The request: Retype the records below exactly as they appear.

::: Data lines

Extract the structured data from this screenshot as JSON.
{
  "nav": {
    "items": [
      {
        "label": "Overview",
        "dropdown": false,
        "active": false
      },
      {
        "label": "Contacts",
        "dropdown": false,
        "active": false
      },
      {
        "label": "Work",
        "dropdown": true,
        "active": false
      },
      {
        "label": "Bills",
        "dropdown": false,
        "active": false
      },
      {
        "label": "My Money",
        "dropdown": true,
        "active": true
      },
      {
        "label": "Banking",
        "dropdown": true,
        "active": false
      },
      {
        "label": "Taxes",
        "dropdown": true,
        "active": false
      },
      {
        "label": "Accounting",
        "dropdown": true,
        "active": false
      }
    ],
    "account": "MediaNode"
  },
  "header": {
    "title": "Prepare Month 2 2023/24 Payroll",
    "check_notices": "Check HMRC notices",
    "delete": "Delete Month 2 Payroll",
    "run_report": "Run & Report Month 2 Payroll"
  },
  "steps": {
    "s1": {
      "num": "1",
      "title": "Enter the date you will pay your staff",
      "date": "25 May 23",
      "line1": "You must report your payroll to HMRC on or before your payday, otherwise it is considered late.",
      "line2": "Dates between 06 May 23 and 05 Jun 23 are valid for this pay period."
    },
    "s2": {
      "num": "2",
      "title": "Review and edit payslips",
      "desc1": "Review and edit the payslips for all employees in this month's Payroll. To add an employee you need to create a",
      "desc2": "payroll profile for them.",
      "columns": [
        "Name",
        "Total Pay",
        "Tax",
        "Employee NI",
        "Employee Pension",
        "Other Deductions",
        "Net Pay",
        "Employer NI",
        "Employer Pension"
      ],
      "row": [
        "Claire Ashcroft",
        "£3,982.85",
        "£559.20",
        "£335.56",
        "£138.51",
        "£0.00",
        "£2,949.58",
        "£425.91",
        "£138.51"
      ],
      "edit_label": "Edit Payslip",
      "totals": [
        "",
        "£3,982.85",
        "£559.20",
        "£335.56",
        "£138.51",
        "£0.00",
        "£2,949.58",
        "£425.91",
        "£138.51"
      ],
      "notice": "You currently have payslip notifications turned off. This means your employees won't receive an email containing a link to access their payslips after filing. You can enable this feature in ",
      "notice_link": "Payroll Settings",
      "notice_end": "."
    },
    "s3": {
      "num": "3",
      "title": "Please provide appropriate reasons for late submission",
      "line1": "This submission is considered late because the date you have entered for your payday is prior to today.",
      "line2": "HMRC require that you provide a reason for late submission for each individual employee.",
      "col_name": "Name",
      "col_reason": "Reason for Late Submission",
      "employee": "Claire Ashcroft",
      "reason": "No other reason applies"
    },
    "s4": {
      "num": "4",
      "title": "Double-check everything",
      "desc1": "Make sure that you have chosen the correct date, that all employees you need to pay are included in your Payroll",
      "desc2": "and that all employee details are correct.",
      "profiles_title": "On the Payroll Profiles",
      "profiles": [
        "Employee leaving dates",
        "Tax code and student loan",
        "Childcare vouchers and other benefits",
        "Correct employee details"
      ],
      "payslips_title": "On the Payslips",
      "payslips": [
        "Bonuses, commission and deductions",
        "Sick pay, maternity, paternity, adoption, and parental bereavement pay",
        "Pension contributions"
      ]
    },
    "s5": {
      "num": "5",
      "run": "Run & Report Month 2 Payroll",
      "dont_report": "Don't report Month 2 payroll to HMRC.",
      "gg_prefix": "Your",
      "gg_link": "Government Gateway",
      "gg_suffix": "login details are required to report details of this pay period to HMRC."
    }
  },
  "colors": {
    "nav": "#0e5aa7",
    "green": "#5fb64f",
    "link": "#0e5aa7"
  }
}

::::::

Output for this exercise:
Extract the structured data from this screenshot as JSON.
{
  "nav": {
    "items": [
      {
        "label": "Overview",
        "dropdown": false,
        "active": false
      },
      {
        "label": "Contacts",
        "dropdown": false,
        "active": false
      },
      {
        "label": "Work",
        "dropdown": true,
        "active": false
      },
      {
        "label": "Bills",
        "dropdown": false,
        "active": false
      },
      {
        "label": "My Money",
        "dropdown": true,
        "active": true
      },
      {
        "label": "Banking",
        "dropdown": true,
        "active": false
      },
      {
        "label": "Taxes",
        "dropdown": true,
        "active": false
      },
      {
        "label": "Accounting",
        "dropdown": true,
        "active": false
      }
    ],
    "account": "MediaNode"
  },
  "header": {
    "title": "Prepare Month 2 2023/24 Payroll",
    "check_notices": "Check HMRC notices",
    "delete": "Delete Month 2 Payroll",
    "run_report": "Run & Report Month 2 Payroll"
  },
  "steps": {
    "s1": {
      "num": "1",
      "title": "Enter the date you will pay your staff",
      "date": "25 May 23",
      "line1": "You must report your payroll to HMRC on or before your payday, otherwise it is considered late.",
      "line2": "Dates between 06 May 23 and 05 Jun 23 are valid for this pay period."
    },
    "s2": {
      "num": "2",
      "title": "Review and edit payslips",
      "desc1": "Review and edit the payslips for all employees in this month's Payroll. To add an employee you need to create a",
      "desc2": "payroll profile for them.",
      "columns": [
        "Name",
        "Total Pay",
        "Tax",
        "Employee NI",
        "Employee Pension",
        "Other Deductions",
        "Net Pay",
        "Employer NI",
        "Employer Pension"
      ],
      "row": [
        "Claire Ashcroft",
        "£3,982.85",
        "£559.20",
        "£335.56",
        "£138.51",
        "£0.00",
        "£2,949.58",
        "£425.91",
        "£138.51"
      ],
      "edit_label": "Edit Payslip",
      "totals": [
        "",
        "£3,982.85",
        "£559.20",
        "£335.56",
        "£138.51",
        "£0.00",
        "£2,949.58",
        "£425.91",
        "£138.51"
      ],
      "notice": "You currently have payslip notifications turned off. This means your employees won't receive an email containing a link to access their payslips after filing. You can enable this feature in ",
      "notice_link": "Payroll Settings",
      "notice_end": "."
    },
    "s3": {
      "num": "3",
      "title": "Please provide appropriate reasons for late submission",
      "line1": "This submission is considered late because the date you have entered for your payday is prior to today.",
      "line2": "HMRC require that you provide a reason for late submission for each individual employee.",
      "col_name": "Name",
      "col_reason": "Reason for Late Submission",
      "employee": "Claire Ashcroft",
      "reason": "No other reason applies"
    },
    "s4": {
      "num": "4",
      "title": "Double-check everything",
      "desc1": "Make sure that you have chosen the correct date, that all employees you need to pay are included in your Payroll",
      "desc2": "and that all employee details are correct.",
      "profiles_title": "On the Payroll Profiles",
      "profiles": [
        "Employee leaving dates",
        "Tax code and student loan",
        "Childcare vouchers and other benefits",
        "Correct employee details"
      ],
      "payslips_title": "On the Payslips",
      "payslips": [
        "Bonuses, commission and deductions",
        "Sick pay, maternity, paternity, adoption, and parental bereavement pay",
        "Pension contributions"
      ]
    },
    "s5": {
      "num": "5",
      "run": "Run & Report Month 2 Payroll",
      "dont_report": "Don't report Month 2 payroll to HMRC.",
      "gg_prefix": "Your",
      "gg_link": "Government Gateway",
      "gg_suffix": "login details are required to report details of this pay period to HMRC."
    }
  },
  "colors": {
    "nav": "#0e5aa7",
    "green": "#5fb64f",
    "link": "#0e5aa7"
  }
}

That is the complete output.